**Goal of the exercise**
Repeat each entry as written, dropping any picture you find.

Dataset listings of figures:
[start]
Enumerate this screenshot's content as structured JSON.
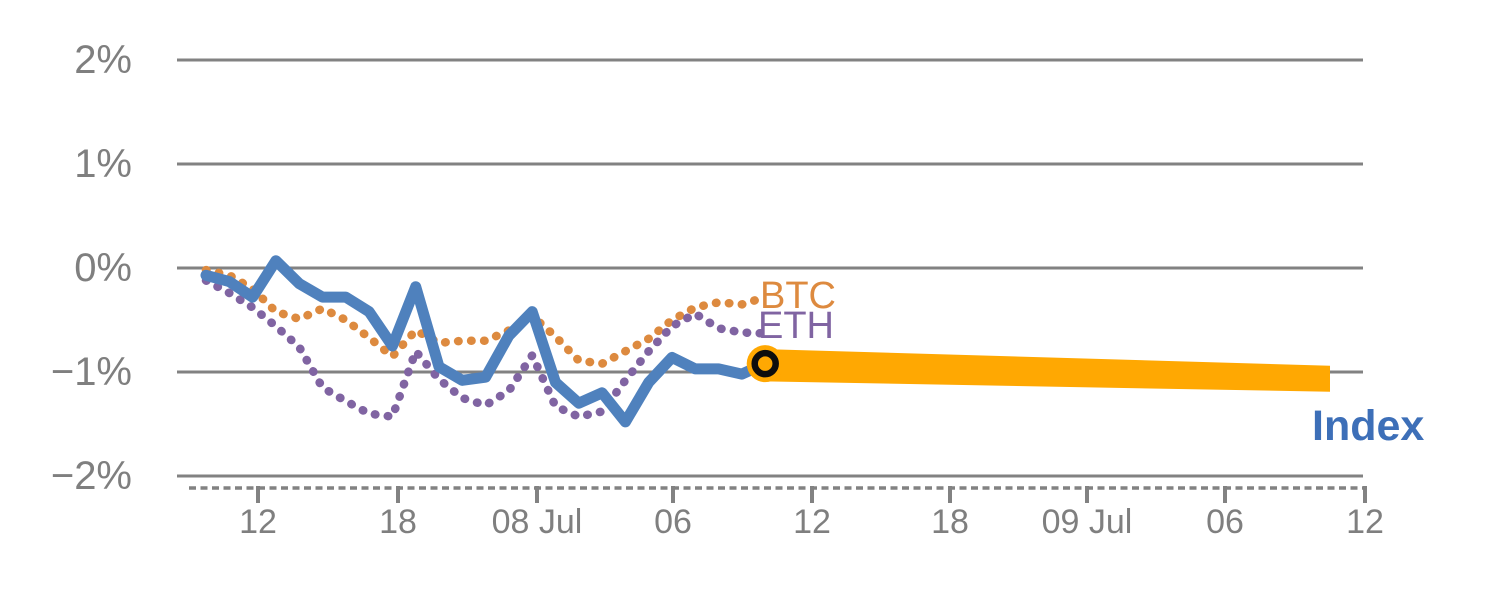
{
  "chart_data": {
    "type": "line",
    "title": "",
    "description": "Hourly percent change of crypto Index vs BTC and ETH with 24h Index forecast band",
    "grid": "horizontal",
    "legend_position": "inline-labels",
    "colors": {
      "index_line": "#4F81BD",
      "index_label": "#3D6FB8",
      "btc": "#DD8A3F",
      "eth": "#8064A2",
      "forecast_band": "#FFA802",
      "marker_ring": "#0D0D0D",
      "grid": "#828282",
      "tick_text": "#7F7F7F"
    },
    "y_axis": {
      "tick_labels": [
        "2%",
        "1%",
        "0%",
        "−1%",
        "−2%"
      ],
      "tick_values": [
        2,
        1,
        0,
        -1,
        -2
      ],
      "ylim": [
        -2.3,
        2.3
      ],
      "unit": "percent change"
    },
    "x_axis": {
      "tick_labels": [
        "12",
        "18",
        "08 Jul",
        "06",
        "12",
        "18",
        "09 Jul",
        "06",
        "12"
      ],
      "major_tick_interval": "6 hours",
      "minor_tick_interval": "1 hour"
    },
    "x_hours": [
      "07 Jul 10:00",
      "07 Jul 11:00",
      "07 Jul 12:00",
      "07 Jul 13:00",
      "07 Jul 14:00",
      "07 Jul 15:00",
      "07 Jul 16:00",
      "07 Jul 17:00",
      "07 Jul 18:00",
      "07 Jul 19:00",
      "07 Jul 20:00",
      "07 Jul 21:00",
      "07 Jul 22:00",
      "07 Jul 23:00",
      "08 Jul 00:00",
      "08 Jul 01:00",
      "08 Jul 02:00",
      "08 Jul 03:00",
      "08 Jul 04:00",
      "08 Jul 05:00",
      "08 Jul 06:00",
      "08 Jul 07:00",
      "08 Jul 08:00",
      "08 Jul 09:00",
      "08 Jul 10:00"
    ],
    "series": [
      {
        "name": "Index",
        "style": "solid-thick",
        "color": "#4F81BD",
        "values": [
          -0.07,
          -0.13,
          -0.28,
          0.07,
          -0.15,
          -0.28,
          -0.28,
          -0.42,
          -0.75,
          -0.18,
          -0.95,
          -1.08,
          -1.05,
          -0.65,
          -0.42,
          -1.1,
          -1.3,
          -1.2,
          -1.48,
          -1.1,
          -0.86,
          -0.97,
          -0.97,
          -1.02,
          -0.92
        ]
      },
      {
        "name": "BTC",
        "style": "dotted",
        "color": "#DD8A3F",
        "values": [
          -0.02,
          -0.07,
          -0.2,
          -0.42,
          -0.49,
          -0.39,
          -0.5,
          -0.67,
          -0.85,
          -0.6,
          -0.72,
          -0.7,
          -0.7,
          -0.6,
          -0.46,
          -0.66,
          -0.89,
          -0.92,
          -0.8,
          -0.68,
          -0.5,
          -0.38,
          -0.33,
          -0.35,
          -0.28
        ]
      },
      {
        "name": "ETH",
        "style": "dotted",
        "color": "#8064A2",
        "values": [
          -0.12,
          -0.24,
          -0.38,
          -0.56,
          -0.76,
          -1.15,
          -1.28,
          -1.4,
          -1.43,
          -0.8,
          -1.07,
          -1.25,
          -1.32,
          -1.18,
          -0.84,
          -1.33,
          -1.43,
          -1.38,
          -1.08,
          -0.8,
          -0.56,
          -0.44,
          -0.58,
          -0.62,
          -0.63
        ]
      }
    ],
    "forecast": {
      "series": "Index",
      "start_time": "08 Jul 10:00",
      "end_time": "09 Jul 10:00",
      "center_start": -0.92,
      "center_end": -1.06,
      "upper_start": -0.78,
      "upper_end": -0.94,
      "lower_start": -1.09,
      "lower_end": -1.19,
      "color": "#FFA802"
    },
    "marker": {
      "shape": "ringed-circle",
      "time": "08 Jul 10:00",
      "value": -0.92,
      "fill": "#FFA802",
      "ring_color": "#0D0D0D"
    },
    "annotations": [
      {
        "text": "BTC",
        "color": "#DD8A3F",
        "bold": false
      },
      {
        "text": "ETH",
        "color": "#8064A2",
        "bold": false
      },
      {
        "text": "Index",
        "color": "#3D6FB8",
        "bold": true
      }
    ]
  }
}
[end]
**Task solution**
Enumerate this screenshot's content as structured JSON.
{
  "chart_data": {
    "type": "line",
    "title": "",
    "description": "Hourly percent change of crypto Index vs BTC and ETH with 24h Index forecast band",
    "grid": "horizontal",
    "legend_position": "inline-labels",
    "colors": {
      "index_line": "#4F81BD",
      "index_label": "#3D6FB8",
      "btc": "#DD8A3F",
      "eth": "#8064A2",
      "forecast_band": "#FFA802",
      "marker_ring": "#0D0D0D",
      "grid": "#828282",
      "tick_text": "#7F7F7F"
    },
    "y_axis": {
      "tick_labels": [
        "2%",
        "1%",
        "0%",
        "−1%",
        "−2%"
      ],
      "tick_values": [
        2,
        1,
        0,
        -1,
        -2
      ],
      "ylim": [
        -2.3,
        2.3
      ],
      "unit": "percent change"
    },
    "x_axis": {
      "tick_labels": [
        "12",
        "18",
        "08 Jul",
        "06",
        "12",
        "18",
        "09 Jul",
        "06",
        "12"
      ],
      "major_tick_interval": "6 hours",
      "minor_tick_interval": "1 hour"
    },
    "x_hours": [
      "07 Jul 10:00",
      "07 Jul 11:00",
      "07 Jul 12:00",
      "07 Jul 13:00",
      "07 Jul 14:00",
      "07 Jul 15:00",
      "07 Jul 16:00",
      "07 Jul 17:00",
      "07 Jul 18:00",
      "07 Jul 19:00",
      "07 Jul 20:00",
      "07 Jul 21:00",
      "07 Jul 22:00",
      "07 Jul 23:00",
      "08 Jul 00:00",
      "08 Jul 01:00",
      "08 Jul 02:00",
      "08 Jul 03:00",
      "08 Jul 04:00",
      "08 Jul 05:00",
      "08 Jul 06:00",
      "08 Jul 07:00",
      "08 Jul 08:00",
      "08 Jul 09:00",
      "08 Jul 10:00"
    ],
    "series": [
      {
        "name": "Index",
        "style": "solid-thick",
        "color": "#4F81BD",
        "values": [
          -0.07,
          -0.13,
          -0.28,
          0.07,
          -0.15,
          -0.28,
          -0.28,
          -0.42,
          -0.75,
          -0.18,
          -0.95,
          -1.08,
          -1.05,
          -0.65,
          -0.42,
          -1.1,
          -1.3,
          -1.2,
          -1.48,
          -1.1,
          -0.86,
          -0.97,
          -0.97,
          -1.02,
          -0.92
        ]
      },
      {
        "name": "BTC",
        "style": "dotted",
        "color": "#DD8A3F",
        "values": [
          -0.02,
          -0.07,
          -0.2,
          -0.42,
          -0.49,
          -0.39,
          -0.5,
          -0.67,
          -0.85,
          -0.6,
          -0.72,
          -0.7,
          -0.7,
          -0.6,
          -0.46,
          -0.66,
          -0.89,
          -0.92,
          -0.8,
          -0.68,
          -0.5,
          -0.38,
          -0.33,
          -0.35,
          -0.28
        ]
      },
      {
        "name": "ETH",
        "style": "dotted",
        "color": "#8064A2",
        "values": [
          -0.12,
          -0.24,
          -0.38,
          -0.56,
          -0.76,
          -1.15,
          -1.28,
          -1.4,
          -1.43,
          -0.8,
          -1.07,
          -1.25,
          -1.32,
          -1.18,
          -0.84,
          -1.33,
          -1.43,
          -1.38,
          -1.08,
          -0.8,
          -0.56,
          -0.44,
          -0.58,
          -0.62,
          -0.63
        ]
      }
    ],
    "forecast": {
      "series": "Index",
      "start_time": "08 Jul 10:00",
      "end_time": "09 Jul 10:00",
      "center_start": -0.92,
      "center_end": -1.06,
      "upper_start": -0.78,
      "upper_end": -0.94,
      "lower_start": -1.09,
      "lower_end": -1.19,
      "color": "#FFA802"
    },
    "marker": {
      "shape": "ringed-circle",
      "time": "08 Jul 10:00",
      "value": -0.92,
      "fill": "#FFA802",
      "ring_color": "#0D0D0D"
    },
    "annotations": [
      {
        "text": "BTC",
        "color": "#DD8A3F",
        "bold": false
      },
      {
        "text": "ETH",
        "color": "#8064A2",
        "bold": false
      },
      {
        "text": "Index",
        "color": "#3D6FB8",
        "bold": true
      }
    ]
  }
}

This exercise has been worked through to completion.